# Supplied entries start
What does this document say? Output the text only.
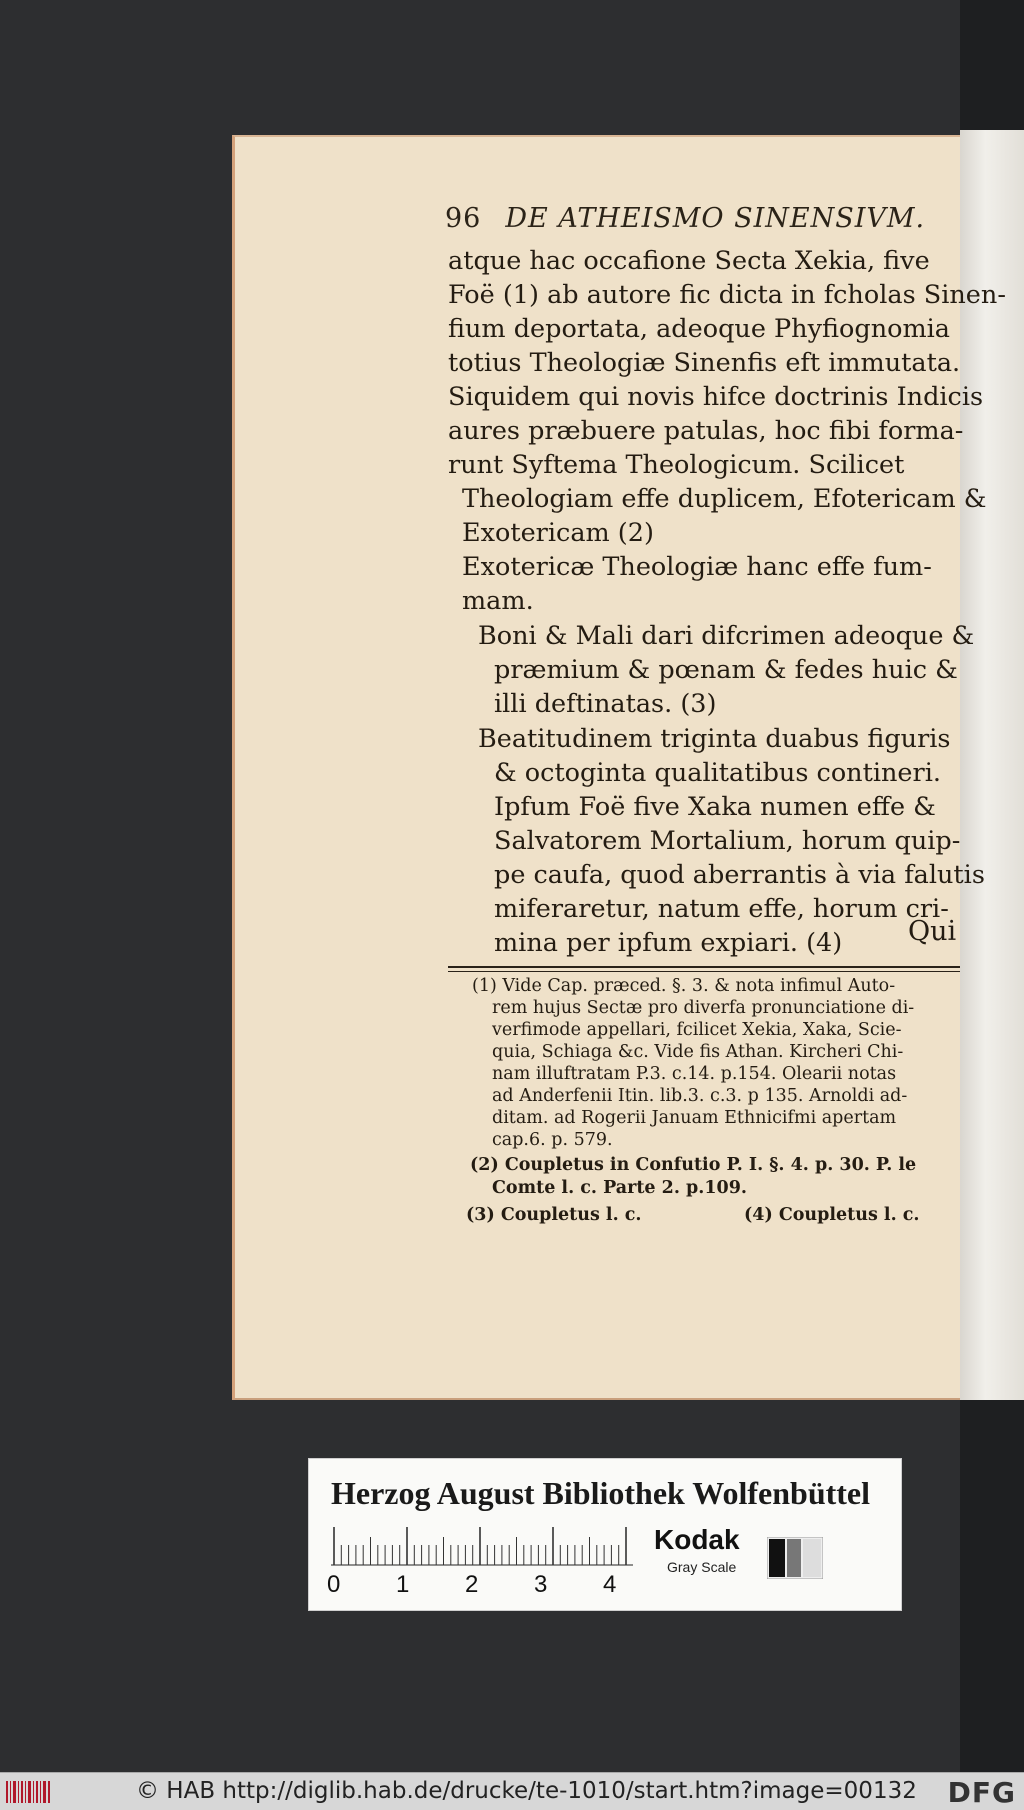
96 DE ATHEISMO SINENSIVM.
atque hac occafione Secta Xekia, five
Foë (1) ab autore fic dicta in fcholas Sinen-
fium deportata, adeoque Phyfiognomia
totius Theologiæ Sinenfis eft immutata.
Siquidem qui novis hifce doctrinis Indicis
aures præbuere patulas, hoc fibi forma-
runt Syftema Theologicum. Scilicet
Theologiam effe duplicem, Efotericam &
Exotericam (2)
Exotericæ Theologiæ hanc effe fum-
mam.
Boni & Mali dari difcrimen adeoque &
præmium & pœnam & fedes huic &
illi deftinatas. (3)
Beatitudinem triginta duabus figuris
& octoginta qualitatibus contineri.
Ipfum Foë five Xaka numen effe &
Salvatorem Mortalium, horum quip-
pe caufa, quod aberrantis à via falutis
miferaretur, natum effe, horum cri-
mina per ipfum expiari. (4) Qui
(1) Vide Cap. præced. §. 3. & nota infimul Auto-
rem hujus Sectæ pro diverfa pronunciatione di-
verfimode appellari, fcilicet Xekia, Xaka, Scie-
quia, Schiaga &c. Vide fis Athan. Kircheri Chi-
nam illuftratam P.3. c.14. p.154. Olearii notas
ad Anderfenii Itin. lib.3. c.3. p 135. Arnoldi ad-
ditam. ad Rogerii Januam Ethnicifmi apertam
cap.6. p. 579.
(2) Coupletus in Confutio P. I. §. 4. p. 30. P. le
Comte l. c. Parte 2. p.109.
(3) Coupletus l. c.	(4) Coupletus l. c.
Herzog August Bibliothek Wolfenbüttel
0 1 2 3 4
Kodak
Gray Scale
© HAB http://diglib.hab.de/drucke/te-1010/start.htm?image=00132 DFG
# Supplied entries end
=== Stated problem ===
Write the records out once more, exactly as they appear, with no pictures.

=== Result of this exercise ===
What does this document say? Output the text only.
96 DE ATHEISMO SINENSIVM.
atque hac occafione Secta Xekia, five
Foë (1) ab autore fic dicta in fcholas Sinen-
fium deportata, adeoque Phyfiognomia
totius Theologiæ Sinenfis eft immutata.
Siquidem qui novis hifce doctrinis Indicis
aures præbuere patulas, hoc fibi forma-
runt Syftema Theologicum. Scilicet
Theologiam effe duplicem, Efotericam &
Exotericam (2)
Exotericæ Theologiæ hanc effe fum-
mam.
Boni & Mali dari difcrimen adeoque &
præmium & pœnam & fedes huic &
illi deftinatas. (3)
Beatitudinem triginta duabus figuris
& octoginta qualitatibus contineri.
Ipfum Foë five Xaka numen effe &
Salvatorem Mortalium, horum quip-
pe caufa, quod aberrantis à via falutis
miferaretur, natum effe, horum cri-
mina per ipfum expiari. (4) Qui
(1) Vide Cap. præced. §. 3. & nota infimul Auto-
rem hujus Sectæ pro diverfa pronunciatione di-
verfimode appellari, fcilicet Xekia, Xaka, Scie-
quia, Schiaga &c. Vide fis Athan. Kircheri Chi-
nam illuftratam P.3. c.14. p.154. Olearii notas
ad Anderfenii Itin. lib.3. c.3. p 135. Arnoldi ad-
ditam. ad Rogerii Januam Ethnicifmi apertam
cap.6. p. 579.
(2) Coupletus in Confutio P. I. §. 4. p. 30. P. le
Comte l. c. Parte 2. p.109.
(3) Coupletus l. c.	(4) Coupletus l. c.
Herzog August Bibliothek Wolfenbüttel
0 1 2 3 4
Kodak
Gray Scale
© HAB http://diglib.hab.de/drucke/te-1010/start.htm?image=00132 DFG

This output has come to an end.